[Your instructions]: Transcribe every entry below word for word, but skip the pictures.

[Source data]:
= = =

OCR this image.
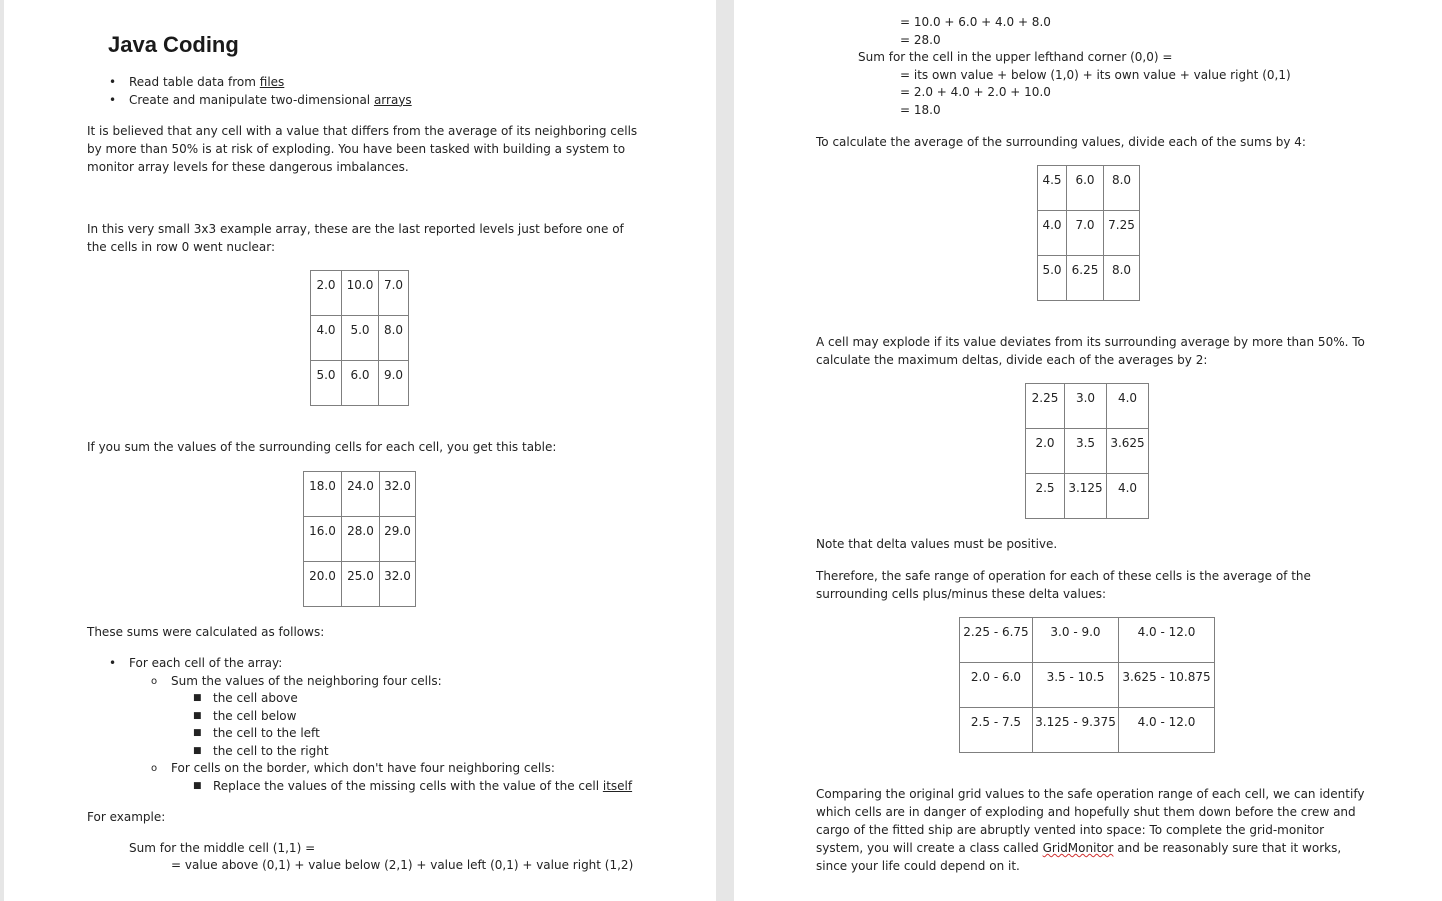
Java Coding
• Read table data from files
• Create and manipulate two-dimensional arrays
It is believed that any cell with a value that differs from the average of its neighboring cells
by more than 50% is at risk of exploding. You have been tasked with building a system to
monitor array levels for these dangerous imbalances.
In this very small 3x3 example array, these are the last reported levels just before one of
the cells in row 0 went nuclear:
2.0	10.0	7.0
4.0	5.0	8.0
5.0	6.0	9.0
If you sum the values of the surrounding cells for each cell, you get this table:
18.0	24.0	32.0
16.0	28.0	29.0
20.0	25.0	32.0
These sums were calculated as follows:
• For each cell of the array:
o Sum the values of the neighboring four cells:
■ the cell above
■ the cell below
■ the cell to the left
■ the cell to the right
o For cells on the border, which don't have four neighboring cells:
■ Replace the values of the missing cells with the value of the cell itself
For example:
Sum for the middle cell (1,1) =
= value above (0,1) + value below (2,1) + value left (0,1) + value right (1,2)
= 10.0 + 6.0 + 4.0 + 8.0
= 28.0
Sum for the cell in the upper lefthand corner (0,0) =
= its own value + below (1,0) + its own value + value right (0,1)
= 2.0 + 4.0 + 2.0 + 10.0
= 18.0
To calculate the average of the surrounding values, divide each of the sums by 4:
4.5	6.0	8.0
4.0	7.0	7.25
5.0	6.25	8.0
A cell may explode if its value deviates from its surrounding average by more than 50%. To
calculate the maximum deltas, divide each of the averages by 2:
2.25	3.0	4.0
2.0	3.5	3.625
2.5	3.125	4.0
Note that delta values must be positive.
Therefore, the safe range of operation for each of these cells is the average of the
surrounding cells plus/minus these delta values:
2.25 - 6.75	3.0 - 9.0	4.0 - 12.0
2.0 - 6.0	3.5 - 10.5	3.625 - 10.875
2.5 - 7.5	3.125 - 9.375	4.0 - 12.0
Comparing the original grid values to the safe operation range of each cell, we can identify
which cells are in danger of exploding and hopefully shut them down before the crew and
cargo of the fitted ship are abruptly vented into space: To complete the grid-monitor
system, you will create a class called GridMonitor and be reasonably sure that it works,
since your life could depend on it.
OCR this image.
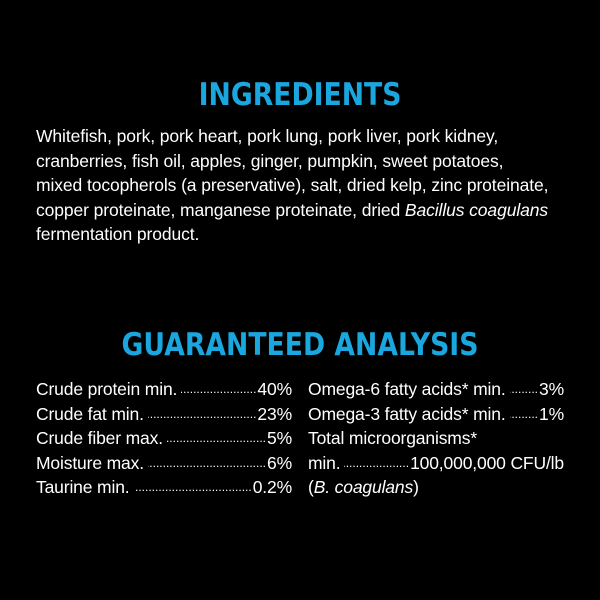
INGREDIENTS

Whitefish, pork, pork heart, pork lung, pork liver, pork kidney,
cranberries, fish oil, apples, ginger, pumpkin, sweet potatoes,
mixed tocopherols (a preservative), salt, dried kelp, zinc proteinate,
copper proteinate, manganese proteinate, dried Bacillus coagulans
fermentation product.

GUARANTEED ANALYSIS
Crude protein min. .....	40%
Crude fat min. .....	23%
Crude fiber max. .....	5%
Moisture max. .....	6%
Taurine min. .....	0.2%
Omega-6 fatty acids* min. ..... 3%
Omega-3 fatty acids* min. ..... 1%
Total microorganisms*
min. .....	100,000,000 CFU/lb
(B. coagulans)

= = =

[Problem solution]:
OCR this image.
Java Coding
• Read table data from files
• Create and manipulate two-dimensional arrays
It is believed that any cell with a value that differs from the average of its neighboring cells
by more than 50% is at risk of exploding. You have been tasked with building a system to
monitor array levels for these dangerous imbalances.
In this very small 3x3 example array, these are the last reported levels just before one of
the cells in row 0 went nuclear:
2.0	10.0	7.0
4.0	5.0	8.0
5.0	6.0	9.0
If you sum the values of the surrounding cells for each cell, you get this table:
18.0	24.0	32.0
16.0	28.0	29.0
20.0	25.0	32.0
These sums were calculated as follows:
• For each cell of the array:
o Sum the values of the neighboring four cells:
■ the cell above
■ the cell below
■ the cell to the left
■ the cell to the right
o For cells on the border, which don't have four neighboring cells:
■ Replace the values of the missing cells with the value of the cell itself
For example:
Sum for the middle cell (1,1) =
= value above (0,1) + value below (2,1) + value left (0,1) + value right (1,2)
= 10.0 + 6.0 + 4.0 + 8.0
= 28.0
Sum for the cell in the upper lefthand corner (0,0) =
= its own value + below (1,0) + its own value + value right (0,1)
= 2.0 + 4.0 + 2.0 + 10.0
= 18.0
To calculate the average of the surrounding values, divide each of the sums by 4:
4.5	6.0	8.0
4.0	7.0	7.25
5.0	6.25	8.0
A cell may explode if its value deviates from its surrounding average by more than 50%. To
calculate the maximum deltas, divide each of the averages by 2:
2.25	3.0	4.0
2.0	3.5	3.625
2.5	3.125	4.0
Note that delta values must be positive.
Therefore, the safe range of operation for each of these cells is the average of the
surrounding cells plus/minus these delta values:
2.25 - 6.75	3.0 - 9.0	4.0 - 12.0
2.0 - 6.0	3.5 - 10.5	3.625 - 10.875
2.5 - 7.5	3.125 - 9.375	4.0 - 12.0
Comparing the original grid values to the safe operation range of each cell, we can identify
which cells are in danger of exploding and hopefully shut them down before the crew and
cargo of the fitted ship are abruptly vented into space: To complete the grid-monitor
system, you will create a class called GridMonitor and be reasonably sure that it works,
since your life could depend on it.
OCR this image.
INGREDIENTS

Whitefish, pork, pork heart, pork lung, pork liver, pork kidney,
cranberries, fish oil, apples, ginger, pumpkin, sweet potatoes,
mixed tocopherols (a preservative), salt, dried kelp, zinc proteinate,
copper proteinate, manganese proteinate, dried Bacillus coagulans
fermentation product.

GUARANTEED ANALYSIS
Crude protein min. .....	40%
Crude fat min. .....	23%
Crude fiber max. .....	5%
Moisture max. .....	6%
Taurine min. .....	0.2%
Omega-6 fatty acids* min. ..... 3%
Omega-3 fatty acids* min. ..... 1%
Total microorganisms*
min. .....	100,000,000 CFU/lb
(B. coagulans)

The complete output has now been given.